┌──

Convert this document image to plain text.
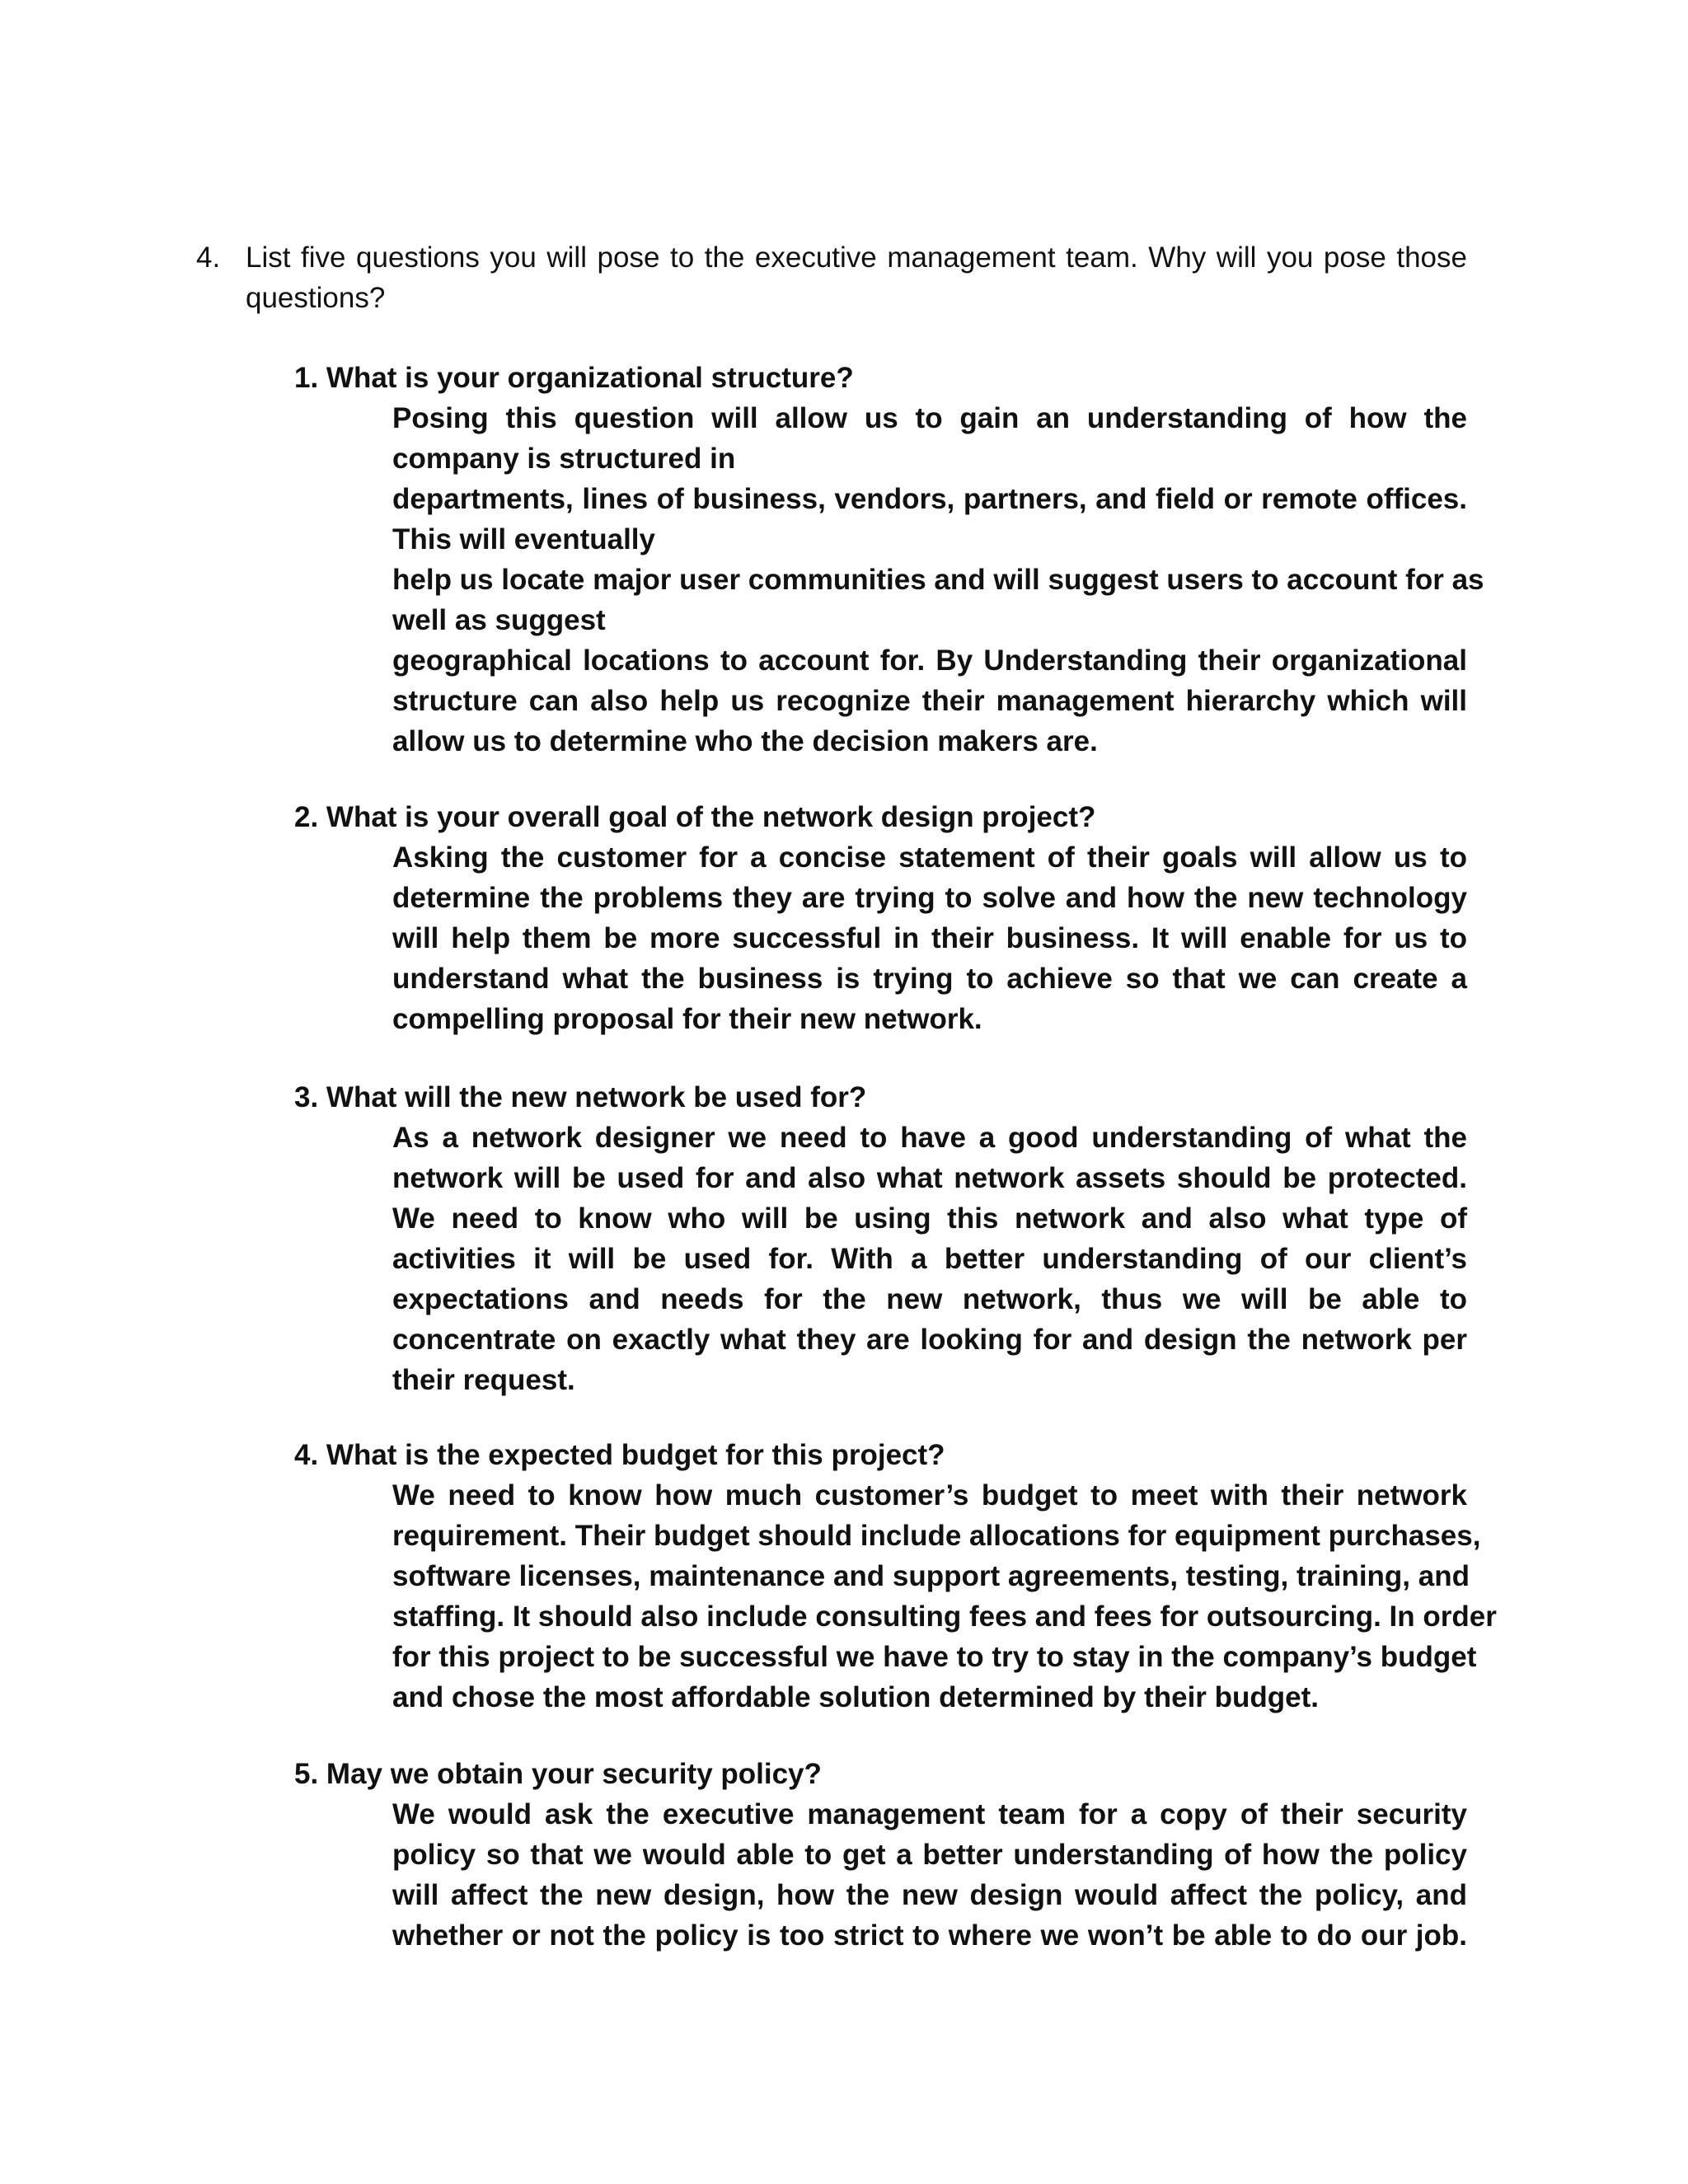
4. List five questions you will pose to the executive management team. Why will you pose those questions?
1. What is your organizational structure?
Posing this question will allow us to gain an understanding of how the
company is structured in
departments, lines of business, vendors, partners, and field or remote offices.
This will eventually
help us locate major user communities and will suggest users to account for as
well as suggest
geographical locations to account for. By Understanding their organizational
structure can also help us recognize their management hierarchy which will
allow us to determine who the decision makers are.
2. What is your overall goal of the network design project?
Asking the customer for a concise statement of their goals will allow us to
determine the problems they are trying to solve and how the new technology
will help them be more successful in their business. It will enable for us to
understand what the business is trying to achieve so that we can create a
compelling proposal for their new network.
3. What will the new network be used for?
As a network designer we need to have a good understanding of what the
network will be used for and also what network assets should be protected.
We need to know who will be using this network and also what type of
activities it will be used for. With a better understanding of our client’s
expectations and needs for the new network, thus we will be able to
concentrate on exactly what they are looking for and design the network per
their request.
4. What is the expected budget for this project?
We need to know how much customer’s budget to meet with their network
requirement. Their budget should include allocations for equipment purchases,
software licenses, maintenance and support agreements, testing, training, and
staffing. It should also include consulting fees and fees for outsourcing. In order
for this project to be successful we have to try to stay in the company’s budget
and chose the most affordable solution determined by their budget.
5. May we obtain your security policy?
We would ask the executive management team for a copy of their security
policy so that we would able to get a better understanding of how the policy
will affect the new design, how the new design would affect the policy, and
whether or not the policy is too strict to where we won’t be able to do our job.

└──

(Direction)
Leave out the pictures and copy every record above exactly.

(Written response)
Convert this document image to plain text.
4. List five questions you will pose to the executive management team. Why will you pose those questions?
1. What is your organizational structure?
Posing this question will allow us to gain an understanding of how the
company is structured in
departments, lines of business, vendors, partners, and field or remote offices.
This will eventually
help us locate major user communities and will suggest users to account for as
well as suggest
geographical locations to account for. By Understanding their organizational
structure can also help us recognize their management hierarchy which will
allow us to determine who the decision makers are.
2. What is your overall goal of the network design project?
Asking the customer for a concise statement of their goals will allow us to
determine the problems they are trying to solve and how the new technology
will help them be more successful in their business. It will enable for us to
understand what the business is trying to achieve so that we can create a
compelling proposal for their new network.
3. What will the new network be used for?
As a network designer we need to have a good understanding of what the
network will be used for and also what network assets should be protected.
We need to know who will be using this network and also what type of
activities it will be used for. With a better understanding of our client’s
expectations and needs for the new network, thus we will be able to
concentrate on exactly what they are looking for and design the network per
their request.
4. What is the expected budget for this project?
We need to know how much customer’s budget to meet with their network
requirement. Their budget should include allocations for equipment purchases,
software licenses, maintenance and support agreements, testing, training, and
staffing. It should also include consulting fees and fees for outsourcing. In order
for this project to be successful we have to try to stay in the company’s budget
and chose the most affordable solution determined by their budget.
5. May we obtain your security policy?
We would ask the executive management team for a copy of their security
policy so that we would able to get a better understanding of how the policy
will affect the new design, how the new design would affect the policy, and
whether or not the policy is too strict to where we won’t be able to do our job.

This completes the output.